■ PROBLEM DESCRIPTION: Continue the passage on audience research into community broadcasting and blogs, starting after its final sentence.

■ SOURCE EXTRACT:
------------

But Nguyen also admits the industry is vibrant, something it shares in common with the community broadcasting sector. Both sectors are part of the gift economy. This is defined as people giving their best thoughts free or for very little reward. They rely on participants to freely donate their time and enthusiasm. It is critical then, that the overarching theme of both case studies is the issue of empowerment and a sense of agency. Both studies are concerned with negotiating media meaning and are more interested in what audiences do with media rather than what media does to audiences. While the ultimate object is different for each case study, they are both third generation constructionist view of audience research. The main focus is not audience reception but rather to gain a grasp of contemporary media culture particularly about its role in everyday life. With mainstream journalists being denounced as little more than “process workers manipulating information for commercial purposes”, alternative media can shape a significant part of that culture. What Hartley wrote about the alternative press in the 1980s holds true today for community broadcasting and blogs: they have turned away from the mass and seek to build counter-hegemonic consciousness in specific cultural and political constituencies. The media has been constructed as central to the experience of living and full participation in a mediated social sphere is conditional on access and use of media technologies. Both case studies chosen address gaps in the knowledge of what audiences do with participatory media. They are both on the ‘pro audience’ end of McQuail’s audience research spectrum, that is they take the perspective and ‘side’ of the audience and are about “people seeking to satisfy their media needs”. For both media the research is showing the biggest problem preventing empowerment is the distribution system. In an era of concentrated global news ownership, maintaining access to these alternative voices has never been more important.

------------

■ Data extracted from a collection:
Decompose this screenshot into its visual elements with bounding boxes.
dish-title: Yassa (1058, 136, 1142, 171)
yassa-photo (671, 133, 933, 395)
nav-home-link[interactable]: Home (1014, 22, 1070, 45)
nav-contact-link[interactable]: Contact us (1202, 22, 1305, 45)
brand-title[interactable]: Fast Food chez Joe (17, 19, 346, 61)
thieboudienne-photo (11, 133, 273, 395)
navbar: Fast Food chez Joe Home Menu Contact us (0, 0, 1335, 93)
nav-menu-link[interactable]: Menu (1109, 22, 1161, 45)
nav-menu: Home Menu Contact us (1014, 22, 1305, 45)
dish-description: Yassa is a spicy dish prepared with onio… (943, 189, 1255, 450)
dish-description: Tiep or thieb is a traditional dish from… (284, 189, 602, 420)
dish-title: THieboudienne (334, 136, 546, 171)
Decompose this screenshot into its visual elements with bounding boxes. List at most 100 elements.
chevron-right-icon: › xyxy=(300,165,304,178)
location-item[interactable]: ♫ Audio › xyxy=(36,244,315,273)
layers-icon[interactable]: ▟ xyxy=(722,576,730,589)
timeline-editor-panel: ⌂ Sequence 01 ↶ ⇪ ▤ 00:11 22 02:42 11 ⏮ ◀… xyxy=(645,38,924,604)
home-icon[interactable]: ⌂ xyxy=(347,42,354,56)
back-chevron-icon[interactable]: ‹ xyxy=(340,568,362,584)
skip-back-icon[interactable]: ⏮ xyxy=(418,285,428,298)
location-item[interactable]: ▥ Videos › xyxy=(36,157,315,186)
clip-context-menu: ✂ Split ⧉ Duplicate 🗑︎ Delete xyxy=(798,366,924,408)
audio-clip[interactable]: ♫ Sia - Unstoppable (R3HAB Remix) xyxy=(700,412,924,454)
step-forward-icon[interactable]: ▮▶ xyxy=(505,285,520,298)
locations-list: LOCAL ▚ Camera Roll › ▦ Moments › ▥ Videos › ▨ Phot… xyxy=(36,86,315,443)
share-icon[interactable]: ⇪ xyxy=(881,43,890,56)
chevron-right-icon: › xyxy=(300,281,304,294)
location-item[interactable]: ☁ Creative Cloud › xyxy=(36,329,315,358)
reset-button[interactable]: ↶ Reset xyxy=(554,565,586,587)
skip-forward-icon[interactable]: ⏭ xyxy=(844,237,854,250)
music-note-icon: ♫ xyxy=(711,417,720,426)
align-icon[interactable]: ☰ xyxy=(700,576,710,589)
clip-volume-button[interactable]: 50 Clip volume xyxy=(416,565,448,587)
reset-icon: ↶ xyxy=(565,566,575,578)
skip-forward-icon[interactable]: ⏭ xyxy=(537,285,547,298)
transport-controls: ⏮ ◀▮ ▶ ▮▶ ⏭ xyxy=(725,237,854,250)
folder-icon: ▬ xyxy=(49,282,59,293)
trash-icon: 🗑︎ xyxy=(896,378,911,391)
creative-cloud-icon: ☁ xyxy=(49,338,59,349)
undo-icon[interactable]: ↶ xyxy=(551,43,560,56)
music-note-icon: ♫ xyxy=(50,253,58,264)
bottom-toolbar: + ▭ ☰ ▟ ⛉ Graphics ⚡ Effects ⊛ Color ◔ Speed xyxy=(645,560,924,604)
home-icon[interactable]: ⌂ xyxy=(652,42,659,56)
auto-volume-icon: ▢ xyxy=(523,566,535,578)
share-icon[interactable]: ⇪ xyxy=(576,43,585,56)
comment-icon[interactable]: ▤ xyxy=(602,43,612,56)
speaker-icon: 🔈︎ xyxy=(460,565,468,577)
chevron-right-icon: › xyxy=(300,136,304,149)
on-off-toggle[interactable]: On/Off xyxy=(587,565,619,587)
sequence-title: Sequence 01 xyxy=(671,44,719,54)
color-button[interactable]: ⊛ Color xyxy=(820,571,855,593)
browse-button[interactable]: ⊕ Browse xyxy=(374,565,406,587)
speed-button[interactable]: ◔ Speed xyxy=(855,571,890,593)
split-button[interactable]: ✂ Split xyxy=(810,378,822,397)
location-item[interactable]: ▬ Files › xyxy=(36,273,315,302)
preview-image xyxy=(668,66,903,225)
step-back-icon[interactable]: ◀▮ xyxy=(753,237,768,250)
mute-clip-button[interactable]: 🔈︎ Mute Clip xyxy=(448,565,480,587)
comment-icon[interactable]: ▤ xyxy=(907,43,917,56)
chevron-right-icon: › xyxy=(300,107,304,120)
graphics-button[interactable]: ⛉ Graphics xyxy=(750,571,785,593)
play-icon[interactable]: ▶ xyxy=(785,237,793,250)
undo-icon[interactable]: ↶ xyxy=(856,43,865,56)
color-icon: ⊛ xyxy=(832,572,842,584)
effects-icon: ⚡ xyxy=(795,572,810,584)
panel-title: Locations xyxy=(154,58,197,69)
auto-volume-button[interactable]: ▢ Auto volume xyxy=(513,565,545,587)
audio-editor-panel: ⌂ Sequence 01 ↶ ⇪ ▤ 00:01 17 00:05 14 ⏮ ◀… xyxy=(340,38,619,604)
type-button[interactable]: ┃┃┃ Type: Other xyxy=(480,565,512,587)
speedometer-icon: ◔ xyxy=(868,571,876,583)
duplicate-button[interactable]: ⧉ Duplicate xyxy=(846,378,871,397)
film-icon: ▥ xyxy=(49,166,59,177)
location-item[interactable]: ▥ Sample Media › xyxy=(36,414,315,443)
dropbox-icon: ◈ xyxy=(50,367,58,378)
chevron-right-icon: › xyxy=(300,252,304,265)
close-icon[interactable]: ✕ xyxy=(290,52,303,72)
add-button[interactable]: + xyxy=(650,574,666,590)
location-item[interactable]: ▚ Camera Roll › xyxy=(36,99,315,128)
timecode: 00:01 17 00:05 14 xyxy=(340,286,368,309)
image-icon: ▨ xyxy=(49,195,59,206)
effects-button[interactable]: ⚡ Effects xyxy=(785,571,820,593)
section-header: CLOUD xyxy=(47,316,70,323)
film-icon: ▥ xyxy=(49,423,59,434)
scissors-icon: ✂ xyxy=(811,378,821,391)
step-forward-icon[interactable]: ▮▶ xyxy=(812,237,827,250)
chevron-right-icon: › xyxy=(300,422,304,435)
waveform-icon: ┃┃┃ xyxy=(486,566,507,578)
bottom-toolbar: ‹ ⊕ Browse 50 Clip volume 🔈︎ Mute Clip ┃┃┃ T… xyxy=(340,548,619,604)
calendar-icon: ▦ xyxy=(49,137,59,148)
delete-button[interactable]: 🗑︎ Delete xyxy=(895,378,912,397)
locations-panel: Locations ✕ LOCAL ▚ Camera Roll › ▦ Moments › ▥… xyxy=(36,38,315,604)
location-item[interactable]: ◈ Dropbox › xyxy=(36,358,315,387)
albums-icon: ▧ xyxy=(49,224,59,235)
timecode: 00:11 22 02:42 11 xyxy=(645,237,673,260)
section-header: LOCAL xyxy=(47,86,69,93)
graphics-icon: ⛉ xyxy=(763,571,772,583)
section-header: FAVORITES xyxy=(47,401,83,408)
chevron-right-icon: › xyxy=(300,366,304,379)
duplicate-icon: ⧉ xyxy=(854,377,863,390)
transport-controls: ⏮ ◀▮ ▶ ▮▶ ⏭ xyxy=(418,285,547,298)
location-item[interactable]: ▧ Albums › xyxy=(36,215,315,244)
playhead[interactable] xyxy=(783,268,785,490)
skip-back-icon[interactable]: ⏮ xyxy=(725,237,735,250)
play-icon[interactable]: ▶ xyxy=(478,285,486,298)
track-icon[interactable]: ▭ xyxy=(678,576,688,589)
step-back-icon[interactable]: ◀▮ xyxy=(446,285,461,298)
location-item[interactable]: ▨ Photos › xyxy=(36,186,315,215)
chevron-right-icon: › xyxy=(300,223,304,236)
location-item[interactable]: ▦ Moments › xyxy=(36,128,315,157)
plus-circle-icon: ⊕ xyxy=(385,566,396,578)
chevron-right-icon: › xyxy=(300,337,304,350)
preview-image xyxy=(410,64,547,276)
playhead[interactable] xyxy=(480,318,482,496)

------------

■ RESPONSE AREA:
The two case studies have added greatly to our knowledge of Australian participatory media. The community broadcasting sector can use the rich qualitative nature of the evidence to both cement its place in the national culture and also lobby for a seat at the digital table. The participatory publishing industry faces slightly different challenges as it copes with exponential growth. The journalism education model needs to adapt to the new world as do the corporate giants of the old media. But thanks to the vibrancy of its participants and the strength of the audiences, the future looks bright for both community broadcasting and participatory publishing. The two case studies have provided a blueprint of empowerment for the future.